▶ [EXERCICES À FAIRE]
1 > Dans le texte sur la quête de la Vérité, qu'était-il prévu de dessiner sur chaque page de gauche du livre grand format ?
2 > Poursuivez le récit sur la quête de la Vérité à partir de sa dernière phrase.

***** TEXTE *****

Nous sommes devenus proches, et nous avons envisagé de créer un livre grand format dans lequel il dessinerait deux yeux sur chaque page de gauche, avec parfois la naissance d’un nez ; quant aux sourcils, c’était à décider. Sur la page en face j’écrirais ce que voyaient ces yeux. La vérité viendrait du regard.

L’idée de ce projet a suffi pour nous faire basculer dans une quête intensive de la Vérité (avec un grand « V », c’est dire que nous étions jeunes et entiers). Nous hésitions entre l’idée que le vrai est ce qui est, un point c’est tout, et une vision dans lequel il est transcendant au point d’être invisibilisé.

Enfiévrées par leur intensité, nos recherches ont commencé à s’éparpiller, nos points de vue à s’engluer dans les marécages de la spéculation ; enfin, nos échanges clairs et clairvoyants sont devenus des arguties interminables. L’inévitable s’est produit : un schisme. Nous avons rompu bruyamment, puis méchamment, nos relations.

Avant cette bagarre, quand nous partagions encore le chemin vers l’illumination, je l’avais accompagné au vernissage de l’exposition d’un ami. Après avoir consulté le catalogue en arrivant, je le tenais négligemment à la main pendant que l’artiste exposant prenait des photos. Après, dans la rue, nous avons soumis la soirée à un examen clinique pour en extraire ce qu’elle avait fourni de Vrai (encore le majuscule). Des accros, je vous dis.

Il peignait d’après des photos. Un autre Chilien, non-artiste, l’a exaspéré en disant « Tu ne fais que copier, en fait », puis a rebroussé chemin, plutôt élégamment, devant l’ire colossale du peintre : « Hou là ! Seul Dieu crée, nous autres nous copions. »

***** DONNÉES FOURNIES *****

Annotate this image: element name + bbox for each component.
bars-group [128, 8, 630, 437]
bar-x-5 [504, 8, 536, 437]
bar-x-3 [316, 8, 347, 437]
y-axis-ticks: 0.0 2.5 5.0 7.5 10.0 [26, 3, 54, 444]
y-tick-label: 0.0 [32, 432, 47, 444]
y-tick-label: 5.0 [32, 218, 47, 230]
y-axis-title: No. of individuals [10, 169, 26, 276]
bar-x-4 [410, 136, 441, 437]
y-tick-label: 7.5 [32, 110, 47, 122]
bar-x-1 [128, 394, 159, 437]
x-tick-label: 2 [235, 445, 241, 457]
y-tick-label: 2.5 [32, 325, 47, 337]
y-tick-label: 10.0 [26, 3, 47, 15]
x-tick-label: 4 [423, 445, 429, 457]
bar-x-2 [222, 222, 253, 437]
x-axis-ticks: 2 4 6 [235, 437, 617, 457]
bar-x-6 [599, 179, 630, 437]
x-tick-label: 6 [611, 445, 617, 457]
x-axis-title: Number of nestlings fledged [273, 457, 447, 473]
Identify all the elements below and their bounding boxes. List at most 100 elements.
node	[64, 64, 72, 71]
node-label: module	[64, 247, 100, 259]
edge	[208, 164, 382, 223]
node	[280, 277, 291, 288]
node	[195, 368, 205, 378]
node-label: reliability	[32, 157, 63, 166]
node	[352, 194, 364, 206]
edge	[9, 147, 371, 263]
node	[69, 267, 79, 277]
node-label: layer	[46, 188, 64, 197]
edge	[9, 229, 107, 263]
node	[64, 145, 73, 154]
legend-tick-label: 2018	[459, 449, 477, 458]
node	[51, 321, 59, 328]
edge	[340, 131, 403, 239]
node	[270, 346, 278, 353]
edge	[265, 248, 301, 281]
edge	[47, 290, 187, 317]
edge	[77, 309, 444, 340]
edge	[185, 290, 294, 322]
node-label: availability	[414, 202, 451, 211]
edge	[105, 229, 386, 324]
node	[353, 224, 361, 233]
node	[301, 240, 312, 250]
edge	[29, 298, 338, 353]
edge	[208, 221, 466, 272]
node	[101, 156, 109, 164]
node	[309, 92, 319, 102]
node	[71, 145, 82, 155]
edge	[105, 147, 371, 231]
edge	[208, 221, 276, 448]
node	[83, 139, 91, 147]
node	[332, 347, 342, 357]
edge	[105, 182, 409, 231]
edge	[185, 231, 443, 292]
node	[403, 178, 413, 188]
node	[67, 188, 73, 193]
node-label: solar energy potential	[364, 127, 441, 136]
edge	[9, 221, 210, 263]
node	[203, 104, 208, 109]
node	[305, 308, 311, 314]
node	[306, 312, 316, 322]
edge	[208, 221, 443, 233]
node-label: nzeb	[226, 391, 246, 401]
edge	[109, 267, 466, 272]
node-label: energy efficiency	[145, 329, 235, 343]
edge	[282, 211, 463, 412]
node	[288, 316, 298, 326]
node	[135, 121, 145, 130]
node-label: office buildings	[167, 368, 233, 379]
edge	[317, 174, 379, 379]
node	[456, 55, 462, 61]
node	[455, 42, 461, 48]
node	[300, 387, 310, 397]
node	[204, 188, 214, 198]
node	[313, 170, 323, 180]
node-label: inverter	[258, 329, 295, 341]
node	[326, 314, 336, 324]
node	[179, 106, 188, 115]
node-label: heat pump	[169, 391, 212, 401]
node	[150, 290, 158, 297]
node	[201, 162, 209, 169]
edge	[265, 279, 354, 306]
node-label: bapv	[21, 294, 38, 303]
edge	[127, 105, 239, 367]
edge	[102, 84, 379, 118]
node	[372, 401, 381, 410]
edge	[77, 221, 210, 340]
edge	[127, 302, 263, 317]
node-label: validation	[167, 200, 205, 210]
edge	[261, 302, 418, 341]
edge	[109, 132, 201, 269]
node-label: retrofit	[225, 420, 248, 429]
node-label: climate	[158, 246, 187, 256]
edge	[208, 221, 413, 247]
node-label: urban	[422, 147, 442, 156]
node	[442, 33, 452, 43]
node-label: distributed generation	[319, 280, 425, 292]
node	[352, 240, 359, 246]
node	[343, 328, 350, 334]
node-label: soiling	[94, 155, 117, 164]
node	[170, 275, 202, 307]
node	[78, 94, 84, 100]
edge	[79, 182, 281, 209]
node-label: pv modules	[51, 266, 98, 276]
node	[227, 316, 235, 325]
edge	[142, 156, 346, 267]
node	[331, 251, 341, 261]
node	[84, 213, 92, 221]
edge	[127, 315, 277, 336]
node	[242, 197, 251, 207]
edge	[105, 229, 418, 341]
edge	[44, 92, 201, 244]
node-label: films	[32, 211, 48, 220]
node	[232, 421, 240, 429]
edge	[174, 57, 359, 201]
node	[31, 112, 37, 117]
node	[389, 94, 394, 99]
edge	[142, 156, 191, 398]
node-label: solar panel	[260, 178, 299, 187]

*****

▶ [RÉSULTATS DE L'EXERCICE]
1 > Deux yeux, avec parfois la naissance d'un nez.

2 >
Du temps de nos recherches intensives, il m’a offert plusieurs tableaux. Silverman est un collage de papier argent découpé sur fond blanc, d’après la photo d’un homme en profil qui marche, athlétique, insondable. Et un portrait, petit format, de l’écrivain Virginia Woolf, d’après une illustration qui je lui avais montrée, le visage indéchiffrable. Lorsque nos désaccords, accusations et hostilités ont atteint leur paroxysme, je l’ai détruit, cassant le cadre et déchirant la toile.

Il a même peint mon portrait, et lui a donné le titre La lettre. J’y suis, en pied, légèrement détourné, les bras ballants, les pieds croisés, le visage sans expression. Les personnages de ses tableaux restent en retrait : à celui qui regarde de les clarifier s’il a envie.

Un photographe joue sur le décor, l’éclairage, la pose, mais son portrait vient d’une pression sur un bouton. Un peintre scrute son modèle, puis fait ce qu’il veut, dispose comme il entend, se traduit en peinture. Le résultat peut être un jumeau idéal ou un doppelgänger, l’humanoïde glabre des contes allemands. Le même être, celui-là qui est né et celui-ci qui est peint.

Revenons à la ligne 96 et au trottoir du Marais. C’est moi dans le bus, c’est mon portrait sur le trottoir, empilé avec une dizaine d’autres toiles qui attendent d’être rentrées et rangées, sans doute au retour d’une exposition. De la photo prise au vernissage par l’autre peintre, mon peintre chilien a tiré une histoire, en s’abstrayant de l’image et en imaginant que la feuille du catalogue est une lettre. Contenant une bonne ou mauvaise nouvelle ? Toute indication est gommée.

L’homme sur le trottoir est moi ; mais je ne suis pas lui. Je descendrai du bus à mon arrêt, je mangerai et travaillerai un peu, heureux ou malheureux selon ce que répondront les mots que je convoque à la machine à écrire ; je parlerai au téléphone, vite fait ou longuement, je me coucherai et dormirai mal. La routine.

Mon portrait ne connaît pas ces limites. Il se prête à tous les fantasmes.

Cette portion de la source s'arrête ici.